__Saved entries__
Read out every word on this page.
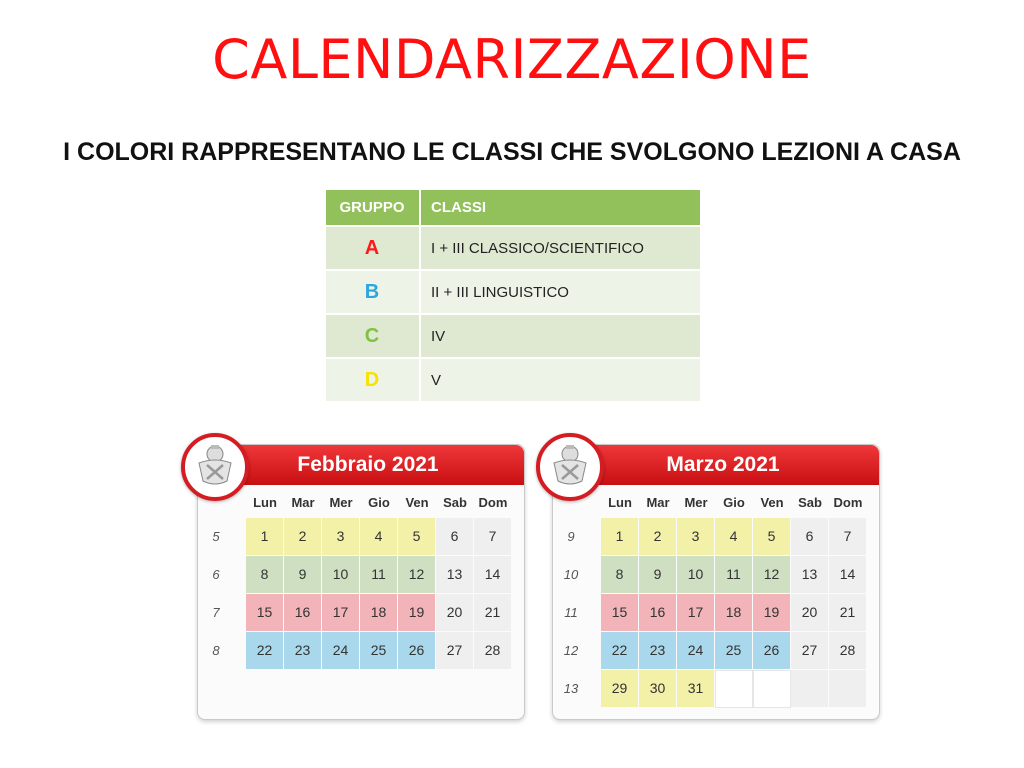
CALENDARIZZAZIONE
I COLORI RAPPRESENTANO LE CLASSI CHE SVOLGONO LEZIONI A CASA
GRUPPO	CLASSI
A	I + III CLASSICO/SCIENTIFICO
B	II + III LINGUISTICO
C	IV
D	V
Febbraio 2021
Lun	Mar	Mer	Gio	Ven	Sab Dom
5	1	2	3	4	5	6	7
6	8	9	10	11	12	13	14
7	15	16	17	18	19	20	21
8	22	23	24	25	26	27	28
Marzo 2021
Lun	Mar	Mer	Gio	Ven	Sab Dom
9	1	2	3	4	5	6	7
10	8	9	10	11	12	13	14
11	15	16	17	18	19	20	21
12	22	23	24	25	26	27	28
13	29	30	31
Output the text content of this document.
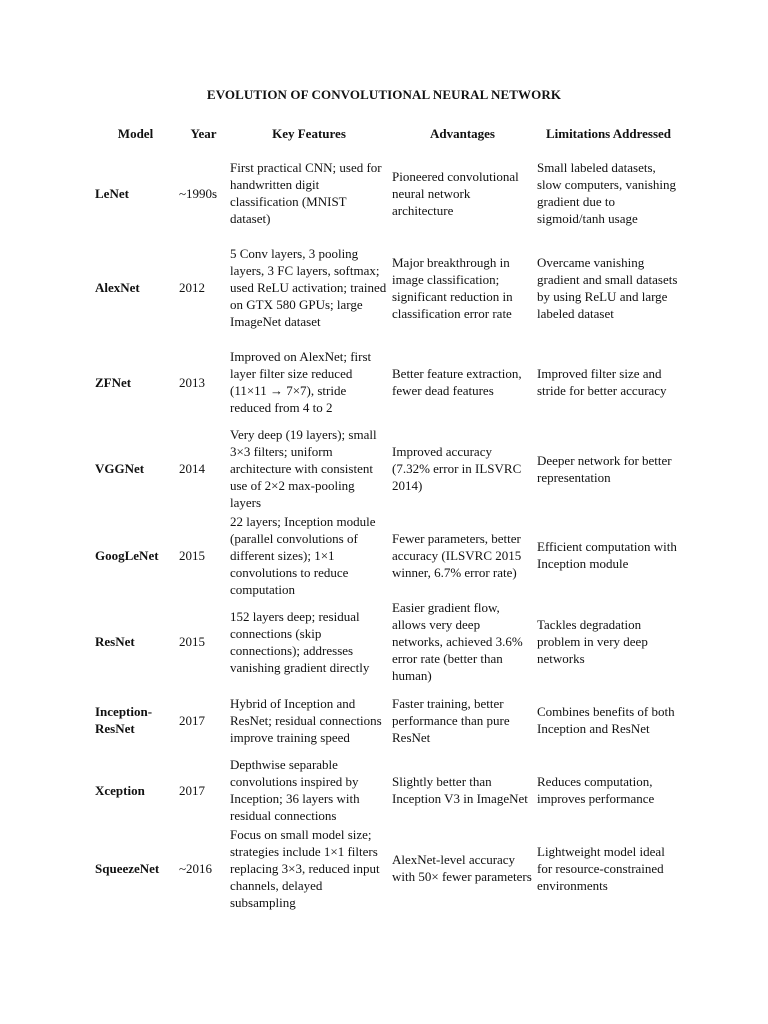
EVOLUTION OF CONVOLUTIONAL NEURAL NETWORK
Model	Year	Key Features	Advantages	Limitations Addressed
LeNet	~1990s	First practical CNN; used for handwritten digit classification (MNIST dataset)	Pioneered convolutional neural network architecture	Small labeled datasets, slow computers, vanishing gradient due to sigmoid/tanh usage
AlexNet	2012	5 Conv layers, 3 pooling layers, 3 FC layers, softmax; used ReLU activation; trained on GTX 580 GPUs; large ImageNet dataset	Major breakthrough in image classification; significant reduction in classification error rate	Overcame vanishing gradient and small datasets by using ReLU and large labeled dataset
ZFNet	2013	Improved on AlexNet; first layer filter size reduced (11×11 → 7×7), stride reduced from 4 to 2	Better feature extraction, fewer dead features	Improved filter size and stride for better accuracy
VGGNet	2014	Very deep (19 layers); small 3×3 filters; uniform architecture with consistent use of 2×2 max-pooling layers	Improved accuracy (7.32% error in ILSVRC 2014)	Deeper network for better representation
GoogLeNet	2015	22 layers; Inception module (parallel convolutions of different sizes); 1×1 convolutions to reduce computation	Fewer parameters, better accuracy (ILSVRC 2015 winner, 6.7% error rate)	Efficient computation with Inception module
ResNet	2015	152 layers deep; residual connections (skip connections); addresses vanishing gradient directly	Easier gradient flow, allows very deep networks, achieved 3.6% error rate (better than human)	Tackles degradation problem in very deep networks
Inception-ResNet	2017	Hybrid of Inception and ResNet; residual connections improve training speed	Faster training, better performance than pure ResNet	Combines benefits of both Inception and ResNet
Xception	2017	Depthwise separable convolutions inspired by Inception; 36 layers with residual connections	Slightly better than Inception V3 in ImageNet	Reduces computation, improves performance
SqueezeNet	~2016	Focus on small model size; strategies include 1×1 filters replacing 3×3, reduced input channels, delayed subsampling	AlexNet-level accuracy with 50× fewer parameters	Lightweight model ideal for resource-constrained environments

__Given task__
Which lines contain "with"? Show each of them.

__Response for this exercise__
VGGNet	2014	Very deep (19 layers); small 3×3 filters; uniform architecture with consistent use of 2×2 max-pooling layers	Improved accuracy (7.32% error in ILSVRC 2014)	Deeper network for better representation
GoogLeNet	2015	22 layers; Inception module (parallel convolutions of different sizes); 1×1 convolutions to reduce computation	Fewer parameters, better accuracy (ILSVRC 2015 winner, 6.7% error rate)	Efficient computation with Inception module
Xception	2017	Depthwise separable convolutions inspired by Inception; 36 layers with residual connections	Slightly better than Inception V3 in ImageNet	Reduces computation, improves performance
SqueezeNet	~2016	Focus on small model size; strategies include 1×1 filters replacing 3×3, reduced input channels, delayed subsampling	AlexNet-level accuracy with 50× fewer parameters	Lightweight model ideal for resource-constrained environments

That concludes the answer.